[Aim of the exercise] Send back the records in full, character for character.

Records from a collection
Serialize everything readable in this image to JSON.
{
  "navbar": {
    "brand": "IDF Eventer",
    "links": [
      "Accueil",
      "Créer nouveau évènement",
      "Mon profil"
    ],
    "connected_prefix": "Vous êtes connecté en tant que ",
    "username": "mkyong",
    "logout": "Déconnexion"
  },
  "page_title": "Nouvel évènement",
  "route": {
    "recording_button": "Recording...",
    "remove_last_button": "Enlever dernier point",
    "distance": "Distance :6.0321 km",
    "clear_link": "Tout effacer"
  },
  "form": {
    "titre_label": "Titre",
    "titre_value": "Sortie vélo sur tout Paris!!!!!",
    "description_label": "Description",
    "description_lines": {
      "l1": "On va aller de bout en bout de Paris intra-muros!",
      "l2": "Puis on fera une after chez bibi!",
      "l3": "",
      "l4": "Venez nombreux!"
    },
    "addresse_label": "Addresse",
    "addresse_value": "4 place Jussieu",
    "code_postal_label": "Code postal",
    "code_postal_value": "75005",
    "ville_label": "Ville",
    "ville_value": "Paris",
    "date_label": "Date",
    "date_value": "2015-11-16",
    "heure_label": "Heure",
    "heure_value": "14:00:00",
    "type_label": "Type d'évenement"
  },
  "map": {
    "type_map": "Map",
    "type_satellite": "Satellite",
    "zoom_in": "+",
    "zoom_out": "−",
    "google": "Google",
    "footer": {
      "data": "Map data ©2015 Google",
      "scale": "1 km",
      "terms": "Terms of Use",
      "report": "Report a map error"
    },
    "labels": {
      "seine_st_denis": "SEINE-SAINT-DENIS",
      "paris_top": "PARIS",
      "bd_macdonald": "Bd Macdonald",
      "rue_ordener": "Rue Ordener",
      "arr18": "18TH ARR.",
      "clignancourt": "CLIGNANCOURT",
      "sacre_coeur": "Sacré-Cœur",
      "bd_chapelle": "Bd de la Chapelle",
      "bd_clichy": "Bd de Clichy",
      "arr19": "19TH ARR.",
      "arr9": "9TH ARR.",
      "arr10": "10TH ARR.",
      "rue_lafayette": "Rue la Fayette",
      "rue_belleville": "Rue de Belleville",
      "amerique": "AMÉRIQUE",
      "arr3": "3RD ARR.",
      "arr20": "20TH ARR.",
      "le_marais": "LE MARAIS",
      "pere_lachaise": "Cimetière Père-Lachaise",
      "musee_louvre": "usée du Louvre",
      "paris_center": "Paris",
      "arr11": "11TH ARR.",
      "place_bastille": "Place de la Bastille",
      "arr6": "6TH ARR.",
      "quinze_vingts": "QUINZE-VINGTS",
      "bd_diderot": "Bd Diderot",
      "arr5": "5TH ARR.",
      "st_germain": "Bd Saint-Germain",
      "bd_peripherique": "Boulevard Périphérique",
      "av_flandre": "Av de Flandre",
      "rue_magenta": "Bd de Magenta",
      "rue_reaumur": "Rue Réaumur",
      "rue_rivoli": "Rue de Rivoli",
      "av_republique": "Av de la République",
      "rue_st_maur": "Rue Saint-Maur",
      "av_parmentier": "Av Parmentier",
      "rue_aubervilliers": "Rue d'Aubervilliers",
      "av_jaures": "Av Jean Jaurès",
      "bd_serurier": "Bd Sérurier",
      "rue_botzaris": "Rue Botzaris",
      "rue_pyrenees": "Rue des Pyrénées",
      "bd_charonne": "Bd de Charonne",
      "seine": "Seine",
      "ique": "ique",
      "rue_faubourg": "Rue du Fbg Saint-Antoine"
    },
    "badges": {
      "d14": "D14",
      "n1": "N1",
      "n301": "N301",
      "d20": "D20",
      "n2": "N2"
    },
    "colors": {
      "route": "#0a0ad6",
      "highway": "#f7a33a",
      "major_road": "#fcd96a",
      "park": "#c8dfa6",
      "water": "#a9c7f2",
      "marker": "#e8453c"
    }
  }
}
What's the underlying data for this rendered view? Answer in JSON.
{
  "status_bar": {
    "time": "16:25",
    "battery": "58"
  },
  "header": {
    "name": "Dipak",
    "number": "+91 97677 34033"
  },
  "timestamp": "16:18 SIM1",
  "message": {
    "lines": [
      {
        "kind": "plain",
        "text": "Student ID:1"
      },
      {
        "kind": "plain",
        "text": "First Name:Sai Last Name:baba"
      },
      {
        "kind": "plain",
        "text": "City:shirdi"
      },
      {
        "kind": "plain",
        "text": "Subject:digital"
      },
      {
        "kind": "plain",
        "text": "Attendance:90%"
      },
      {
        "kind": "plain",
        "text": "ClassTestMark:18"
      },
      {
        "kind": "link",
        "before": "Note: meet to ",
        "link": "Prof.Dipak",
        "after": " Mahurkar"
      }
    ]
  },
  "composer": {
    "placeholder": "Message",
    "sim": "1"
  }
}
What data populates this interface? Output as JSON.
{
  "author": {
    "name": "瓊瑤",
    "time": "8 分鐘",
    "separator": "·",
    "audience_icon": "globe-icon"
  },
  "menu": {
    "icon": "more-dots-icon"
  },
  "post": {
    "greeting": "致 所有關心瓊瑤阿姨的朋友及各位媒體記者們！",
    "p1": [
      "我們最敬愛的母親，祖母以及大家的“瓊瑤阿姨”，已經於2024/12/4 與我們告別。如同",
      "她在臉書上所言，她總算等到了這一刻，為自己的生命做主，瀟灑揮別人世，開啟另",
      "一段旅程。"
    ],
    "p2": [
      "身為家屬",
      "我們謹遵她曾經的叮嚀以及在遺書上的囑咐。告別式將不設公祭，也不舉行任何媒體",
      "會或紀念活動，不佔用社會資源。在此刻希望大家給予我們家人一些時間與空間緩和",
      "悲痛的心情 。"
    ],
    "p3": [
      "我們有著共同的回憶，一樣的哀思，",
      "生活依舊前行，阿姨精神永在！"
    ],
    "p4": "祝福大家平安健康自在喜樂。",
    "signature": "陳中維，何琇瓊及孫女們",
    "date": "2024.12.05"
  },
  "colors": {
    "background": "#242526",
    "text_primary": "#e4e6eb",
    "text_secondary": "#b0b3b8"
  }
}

[Result of this task]
Serialize everything readable in this image to JSON.
{
  "navbar": {
    "brand": "IDF Eventer",
    "links": [
      "Accueil",
      "Créer nouveau évènement",
      "Mon profil"
    ],
    "connected_prefix": "Vous êtes connecté en tant que ",
    "username": "mkyong",
    "logout": "Déconnexion"
  },
  "page_title": "Nouvel évènement",
  "route": {
    "recording_button": "Recording...",
    "remove_last_button": "Enlever dernier point",
    "distance": "Distance :6.0321 km",
    "clear_link": "Tout effacer"
  },
  "form": {
    "titre_label": "Titre",
    "titre_value": "Sortie vélo sur tout Paris!!!!!",
    "description_label": "Description",
    "description_lines": {
      "l1": "On va aller de bout en bout de Paris intra-muros!",
      "l2": "Puis on fera une after chez bibi!",
      "l3": "",
      "l4": "Venez nombreux!"
    },
    "addresse_label": "Addresse",
    "addresse_value": "4 place Jussieu",
    "code_postal_label": "Code postal",
    "code_postal_value": "75005",
    "ville_label": "Ville",
    "ville_value": "Paris",
    "date_label": "Date",
    "date_value": "2015-11-16",
    "heure_label": "Heure",
    "heure_value": "14:00:00",
    "type_label": "Type d'évenement"
  },
  "map": {
    "type_map": "Map",
    "type_satellite": "Satellite",
    "zoom_in": "+",
    "zoom_out": "−",
    "google": "Google",
    "footer": {
      "data": "Map data ©2015 Google",
      "scale": "1 km",
      "terms": "Terms of Use",
      "report": "Report a map error"
    },
    "labels": {
      "seine_st_denis": "SEINE-SAINT-DENIS",
      "paris_top": "PARIS",
      "bd_macdonald": "Bd Macdonald",
      "rue_ordener": "Rue Ordener",
      "arr18": "18TH ARR.",
      "clignancourt": "CLIGNANCOURT",
      "sacre_coeur": "Sacré-Cœur",
      "bd_chapelle": "Bd de la Chapelle",
      "bd_clichy": "Bd de Clichy",
      "arr19": "19TH ARR.",
      "arr9": "9TH ARR.",
      "arr10": "10TH ARR.",
      "rue_lafayette": "Rue la Fayette",
      "rue_belleville": "Rue de Belleville",
      "amerique": "AMÉRIQUE",
      "arr3": "3RD ARR.",
      "arr20": "20TH ARR.",
      "le_marais": "LE MARAIS",
      "pere_lachaise": "Cimetière Père-Lachaise",
      "musee_louvre": "usée du Louvre",
      "paris_center": "Paris",
      "arr11": "11TH ARR.",
      "place_bastille": "Place de la Bastille",
      "arr6": "6TH ARR.",
      "quinze_vingts": "QUINZE-VINGTS",
      "bd_diderot": "Bd Diderot",
      "arr5": "5TH ARR.",
      "st_germain": "Bd Saint-Germain",
      "bd_peripherique": "Boulevard Périphérique",
      "av_flandre": "Av de Flandre",
      "rue_magenta": "Bd de Magenta",
      "rue_reaumur": "Rue Réaumur",
      "rue_rivoli": "Rue de Rivoli",
      "av_republique": "Av de la République",
      "rue_st_maur": "Rue Saint-Maur",
      "av_parmentier": "Av Parmentier",
      "rue_aubervilliers": "Rue d'Aubervilliers",
      "av_jaures": "Av Jean Jaurès",
      "bd_serurier": "Bd Sérurier",
      "rue_botzaris": "Rue Botzaris",
      "rue_pyrenees": "Rue des Pyrénées",
      "bd_charonne": "Bd de Charonne",
      "seine": "Seine",
      "ique": "ique",
      "rue_faubourg": "Rue du Fbg Saint-Antoine"
    },
    "badges": {
      "d14": "D14",
      "n1": "N1",
      "n301": "N301",
      "d20": "D20",
      "n2": "N2"
    },
    "colors": {
      "route": "#0a0ad6",
      "highway": "#f7a33a",
      "major_road": "#fcd96a",
      "park": "#c8dfa6",
      "water": "#a9c7f2",
      "marker": "#e8453c"
    }
  }
}
What's the underlying data for this rendered view? Answer in JSON.
{
  "status_bar": {
    "time": "16:25",
    "battery": "58"
  },
  "header": {
    "name": "Dipak",
    "number": "+91 97677 34033"
  },
  "timestamp": "16:18 SIM1",
  "message": {
    "lines": [
      {
        "kind": "plain",
        "text": "Student ID:1"
      },
      {
        "kind": "plain",
        "text": "First Name:Sai Last Name:baba"
      },
      {
        "kind": "plain",
        "text": "City:shirdi"
      },
      {
        "kind": "plain",
        "text": "Subject:digital"
      },
      {
        "kind": "plain",
        "text": "Attendance:90%"
      },
      {
        "kind": "plain",
        "text": "ClassTestMark:18"
      },
      {
        "kind": "link",
        "before": "Note: meet to ",
        "link": "Prof.Dipak",
        "after": " Mahurkar"
      }
    ]
  },
  "composer": {
    "placeholder": "Message",
    "sim": "1"
  }
}
What data populates this interface? Output as JSON.
{
  "author": {
    "name": "瓊瑤",
    "time": "8 分鐘",
    "separator": "·",
    "audience_icon": "globe-icon"
  },
  "menu": {
    "icon": "more-dots-icon"
  },
  "post": {
    "greeting": "致 所有關心瓊瑤阿姨的朋友及各位媒體記者們！",
    "p1": [
      "我們最敬愛的母親，祖母以及大家的“瓊瑤阿姨”，已經於2024/12/4 與我們告別。如同",
      "她在臉書上所言，她總算等到了這一刻，為自己的生命做主，瀟灑揮別人世，開啟另",
      "一段旅程。"
    ],
    "p2": [
      "身為家屬",
      "我們謹遵她曾經的叮嚀以及在遺書上的囑咐。告別式將不設公祭，也不舉行任何媒體",
      "會或紀念活動，不佔用社會資源。在此刻希望大家給予我們家人一些時間與空間緩和",
      "悲痛的心情 。"
    ],
    "p3": [
      "我們有著共同的回憶，一樣的哀思，",
      "生活依舊前行，阿姨精神永在！"
    ],
    "p4": "祝福大家平安健康自在喜樂。",
    "signature": "陳中維，何琇瓊及孫女們",
    "date": "2024.12.05"
  },
  "colors": {
    "background": "#242526",
    "text_primary": "#e4e6eb",
    "text_secondary": "#b0b3b8"
  }
}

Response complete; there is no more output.